_任务 A_: 请重写银屑病研究原文中从“表1 各组细胞miRNA-155、IL-17A和Ets-1mRNA相对表达量比较”开始、到“注：与本组比较，#P<0.05；与B组比较，＊P<0.05。”结束的部分，并把其中的“空白对照组”换成“对照组”。
_任务 B_: 接着这篇关于银屑病与miRNA-155的原文，从它停下的地方往下写出后续内容。

1.6.3 各组细胞Ets-1蛋白检测方法 收集各组细胞，蛋白裂解液提取细胞总蛋白，冰浴中充分匀浆，冰上静置30 min。14 000 r/min，4 ℃离心20 min(离心半径10 cm)，取上清蛋白液。Bradford法测定蛋白浓度。取蛋白样品于10%十二烷基硫酸钠-聚丙烯酰胺凝胶电泳，每泳道上样60 μg变性蛋白，待目的蛋白及内参分离后半干转(0.1 A，35 min)将蛋白转至孔径为0.45 μm的聚偏氟乙烯膜。5%脱脂牛奶(1×TBST稀释)室温摇床封闭1 h，随后加入Ets-1兔抗人一抗(1∶1 000，1 × TBST稀释)，4 ℃摇床过夜。室温摇床复温30 min，辣根过氧化物酶标记的兔二抗IgG(1∶1 000，1×TBST稀释)室温摇床孵育1 h，ECL化学发光显色。内参选用β-actin，采用Gel-Doc2000软件对图片进行灰度分析，将目的条带与内参的灰度比值作为目的蛋白的相对表达量。每个样本重复实验3次，取平均值。

2 结果

2.1 寻常型银屑病、健康体检者外周血miRNA-155、IL-17A细胞比例及IL-17相对表达量比较 寻常型银屑病、健康体检者外周血miRNA-155相对表达量分别为5.69±1.24、1.78±0.42，二者比较，P<0.05。常型银屑病、健康体检者外周血IL-17A细胞15.89%±2.63%、4.72%±2.57%，二者比较，P<0.05。常型银屑病、健康体检者外周血IL-17水平分别为(28.67±3.85)、(7.41±2.34)ng/mL，二者比较，P<0.05。

2.2 各组CD4+T细胞表达IL-17A细胞比例、IL-17水平比较 模拟物组、抑制物组、空白对照组CD4+T细胞表达IL-17A细胞比例分别为34.56%±4.78%、19.21%±1.56%、21.23%±2.65%，组间两两比较，P均<0.05。模拟物组、抑制物组、空白对照组培养液IL-17水平分别为(1 486±137)、(783±86)、(886±100)pg/mL，组间两两比较，P均<0.05。

2.3 各组细胞miRNA-155、IL-17A和Ets-1mRNA相对表达量比较 见表1。

表1 各组细胞miRNA-155、IL-17A和Ets-1mRNA相对表达量比较

注：与空白对照组、抑制物组比较，#P<0.05。

2.4 各组细胞IL-17A、Ets-1mRNA相对表达量比较 见表2。

表2 各组细胞IL-17A、Ets-1mRNA相对表达量比较

注：与本组比较，#P<0.05；与B组比较，＊P<0.05。

_存储数据_:
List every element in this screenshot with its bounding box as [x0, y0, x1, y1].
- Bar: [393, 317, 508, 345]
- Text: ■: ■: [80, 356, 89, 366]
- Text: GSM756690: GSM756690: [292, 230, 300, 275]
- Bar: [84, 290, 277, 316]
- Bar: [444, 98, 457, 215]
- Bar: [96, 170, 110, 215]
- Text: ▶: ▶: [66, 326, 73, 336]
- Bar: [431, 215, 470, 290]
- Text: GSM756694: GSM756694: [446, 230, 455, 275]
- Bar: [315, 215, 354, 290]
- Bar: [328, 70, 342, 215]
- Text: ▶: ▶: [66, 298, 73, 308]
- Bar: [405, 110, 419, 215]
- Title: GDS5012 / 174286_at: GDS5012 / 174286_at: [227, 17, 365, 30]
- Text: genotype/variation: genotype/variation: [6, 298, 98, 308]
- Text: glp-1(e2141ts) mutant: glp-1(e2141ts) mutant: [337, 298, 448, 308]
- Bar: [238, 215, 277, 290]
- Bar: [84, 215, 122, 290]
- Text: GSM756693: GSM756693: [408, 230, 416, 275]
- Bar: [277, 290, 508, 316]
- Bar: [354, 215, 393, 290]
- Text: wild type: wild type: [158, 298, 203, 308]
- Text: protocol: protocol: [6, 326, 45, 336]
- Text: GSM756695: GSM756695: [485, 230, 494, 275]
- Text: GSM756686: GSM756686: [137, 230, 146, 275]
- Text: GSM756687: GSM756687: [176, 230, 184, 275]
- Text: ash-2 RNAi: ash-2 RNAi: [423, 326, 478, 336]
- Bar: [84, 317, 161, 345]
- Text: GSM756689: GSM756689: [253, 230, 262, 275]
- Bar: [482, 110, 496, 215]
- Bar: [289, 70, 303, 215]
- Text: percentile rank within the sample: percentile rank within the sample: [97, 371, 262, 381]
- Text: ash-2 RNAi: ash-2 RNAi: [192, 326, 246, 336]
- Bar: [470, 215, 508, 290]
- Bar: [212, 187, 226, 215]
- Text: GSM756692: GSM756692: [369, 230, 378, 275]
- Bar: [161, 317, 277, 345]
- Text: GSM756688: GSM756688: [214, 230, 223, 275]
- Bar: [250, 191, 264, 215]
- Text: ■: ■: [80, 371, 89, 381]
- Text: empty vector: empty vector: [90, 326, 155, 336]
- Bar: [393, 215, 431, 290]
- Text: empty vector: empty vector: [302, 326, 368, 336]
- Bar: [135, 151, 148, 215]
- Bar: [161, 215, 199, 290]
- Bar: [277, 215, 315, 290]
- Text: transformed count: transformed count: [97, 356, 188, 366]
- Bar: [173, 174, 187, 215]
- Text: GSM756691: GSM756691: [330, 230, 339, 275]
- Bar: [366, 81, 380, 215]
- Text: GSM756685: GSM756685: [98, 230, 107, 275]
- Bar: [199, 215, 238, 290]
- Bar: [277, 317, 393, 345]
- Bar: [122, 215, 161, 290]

_结果 A_:
表1 各组细胞miRNA-155、IL-17A和Ets-1mRNA相对表达量比较

注：与对照组、抑制物组比较，#P<0.05。

2.4 各组细胞IL-17A、Ets-1mRNA相对表达量比较 见表2。

表2 各组细胞IL-17A、Ets-1mRNA相对表达量比较

注：与本组比较，#P<0.05；与B组比较，＊P<0.05。

_结果 B_:
2.5 各组细胞Ets-1蛋白相对表达量比较 A组Ets-1siRNA、Ets-1siRNA阴性对照者的Ets-1蛋白相对表达量分别为0.21±0.11、0.31±0.13，B组Ets-1siRNA、Ets-1siRNA阴性对照者的Ets-1蛋白相对表达量分别为0.33±0.12、0.56±0.27，C组Ets-1 siRNA、Ets-1 siRNA阴性对照者的Ets-1蛋白相对表达量分别为0.31±0.10、0.65±0.22，与本组Ets-siRNA阴性对照者比较，Ets-siRNA者Ets-1蛋白相对表达量均降低(P均<0.05)。

3 讨论

Th17细胞通过分泌IL-17等细胞因子发挥促炎作用，连接天然免疫和适应性免疫，还能刺激角质形成细胞分泌 TNF-α和表皮增殖[8]。也有研究[9]发现miRNA-155不仅控制CD4+T细胞分化，还调控正常B细胞的分化，表明miRNA-155可能是免疫系统的重要调控者。miRNA在免疫系统中执行精细的调节作用，例如在巨噬细胞中，靶基因是IL-13Rα[10]；在CD4+T细胞各亚群中，调节性T细胞中的靶基因是SOCS1[11]，而向Th1亚群分化时靶基因为IFN-γRα，而不是SOCS1[12]；miRNA-155还可以通过抑制Shipl基因的表达而调控IFN-γ的水平[13]。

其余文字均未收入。